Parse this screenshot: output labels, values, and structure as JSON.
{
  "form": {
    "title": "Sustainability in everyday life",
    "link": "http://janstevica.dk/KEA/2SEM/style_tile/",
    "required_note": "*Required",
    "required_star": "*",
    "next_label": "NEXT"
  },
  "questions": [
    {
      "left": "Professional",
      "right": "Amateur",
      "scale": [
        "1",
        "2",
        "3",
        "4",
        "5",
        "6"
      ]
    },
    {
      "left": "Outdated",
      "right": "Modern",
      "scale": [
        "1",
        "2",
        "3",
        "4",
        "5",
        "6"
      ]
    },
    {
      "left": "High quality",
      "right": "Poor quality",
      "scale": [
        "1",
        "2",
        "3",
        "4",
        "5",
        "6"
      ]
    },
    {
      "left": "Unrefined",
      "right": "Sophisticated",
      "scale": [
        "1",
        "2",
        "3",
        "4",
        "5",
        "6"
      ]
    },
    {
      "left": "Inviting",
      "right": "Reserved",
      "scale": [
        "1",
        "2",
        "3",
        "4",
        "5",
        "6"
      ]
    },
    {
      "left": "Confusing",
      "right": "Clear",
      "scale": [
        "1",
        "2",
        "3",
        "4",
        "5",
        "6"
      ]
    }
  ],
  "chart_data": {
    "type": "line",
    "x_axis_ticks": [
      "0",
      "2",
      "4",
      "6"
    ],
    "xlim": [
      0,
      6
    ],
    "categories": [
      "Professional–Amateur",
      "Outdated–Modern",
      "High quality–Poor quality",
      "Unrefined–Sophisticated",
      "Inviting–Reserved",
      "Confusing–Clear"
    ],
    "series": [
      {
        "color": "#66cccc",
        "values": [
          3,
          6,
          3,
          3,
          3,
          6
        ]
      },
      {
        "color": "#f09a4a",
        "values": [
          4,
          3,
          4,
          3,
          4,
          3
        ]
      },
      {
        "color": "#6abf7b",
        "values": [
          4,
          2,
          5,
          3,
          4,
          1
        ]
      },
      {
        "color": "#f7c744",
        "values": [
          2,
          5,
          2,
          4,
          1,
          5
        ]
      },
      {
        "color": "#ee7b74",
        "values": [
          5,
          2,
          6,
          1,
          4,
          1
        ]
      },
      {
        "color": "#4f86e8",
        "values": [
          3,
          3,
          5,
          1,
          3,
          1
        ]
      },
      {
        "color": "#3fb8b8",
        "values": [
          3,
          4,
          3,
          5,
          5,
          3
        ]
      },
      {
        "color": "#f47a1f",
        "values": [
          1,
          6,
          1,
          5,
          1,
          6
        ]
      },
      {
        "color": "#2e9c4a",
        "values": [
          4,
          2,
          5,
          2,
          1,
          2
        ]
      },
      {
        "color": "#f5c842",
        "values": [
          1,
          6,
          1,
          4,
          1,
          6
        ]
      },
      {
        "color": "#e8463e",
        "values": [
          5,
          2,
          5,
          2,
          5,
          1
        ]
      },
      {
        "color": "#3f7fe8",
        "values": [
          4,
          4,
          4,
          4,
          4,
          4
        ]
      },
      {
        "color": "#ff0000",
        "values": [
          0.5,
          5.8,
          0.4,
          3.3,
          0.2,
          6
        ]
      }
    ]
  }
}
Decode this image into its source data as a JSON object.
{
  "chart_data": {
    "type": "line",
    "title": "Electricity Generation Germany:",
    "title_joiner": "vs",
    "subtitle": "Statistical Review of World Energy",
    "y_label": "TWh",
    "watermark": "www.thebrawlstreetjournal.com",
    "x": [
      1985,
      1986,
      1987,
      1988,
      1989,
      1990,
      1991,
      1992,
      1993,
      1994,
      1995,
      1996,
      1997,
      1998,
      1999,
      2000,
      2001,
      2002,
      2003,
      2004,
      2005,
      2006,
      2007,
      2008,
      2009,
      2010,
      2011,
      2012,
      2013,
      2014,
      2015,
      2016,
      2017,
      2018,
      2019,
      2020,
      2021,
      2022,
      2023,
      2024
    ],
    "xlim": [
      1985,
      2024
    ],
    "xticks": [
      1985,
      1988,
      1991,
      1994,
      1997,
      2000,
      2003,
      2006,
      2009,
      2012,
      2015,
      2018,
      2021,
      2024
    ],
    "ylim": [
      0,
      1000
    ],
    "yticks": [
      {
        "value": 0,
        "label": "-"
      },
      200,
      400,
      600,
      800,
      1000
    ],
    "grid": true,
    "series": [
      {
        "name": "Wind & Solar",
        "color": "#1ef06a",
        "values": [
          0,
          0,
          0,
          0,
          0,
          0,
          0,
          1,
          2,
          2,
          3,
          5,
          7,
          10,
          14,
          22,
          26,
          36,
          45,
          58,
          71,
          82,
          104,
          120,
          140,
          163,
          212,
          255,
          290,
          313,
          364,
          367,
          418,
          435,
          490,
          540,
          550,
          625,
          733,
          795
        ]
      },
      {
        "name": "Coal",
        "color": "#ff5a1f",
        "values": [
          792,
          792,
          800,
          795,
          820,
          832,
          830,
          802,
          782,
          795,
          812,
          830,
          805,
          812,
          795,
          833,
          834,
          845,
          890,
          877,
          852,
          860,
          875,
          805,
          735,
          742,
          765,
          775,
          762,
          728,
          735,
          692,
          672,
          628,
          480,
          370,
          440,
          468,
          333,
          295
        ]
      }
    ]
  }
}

━━━━━━━━━━

§ Task details
Pick out and copy every line that contains the word "Amateur".

§ Expected answer
      "right": "Amateur",
      "Professional–Amateur",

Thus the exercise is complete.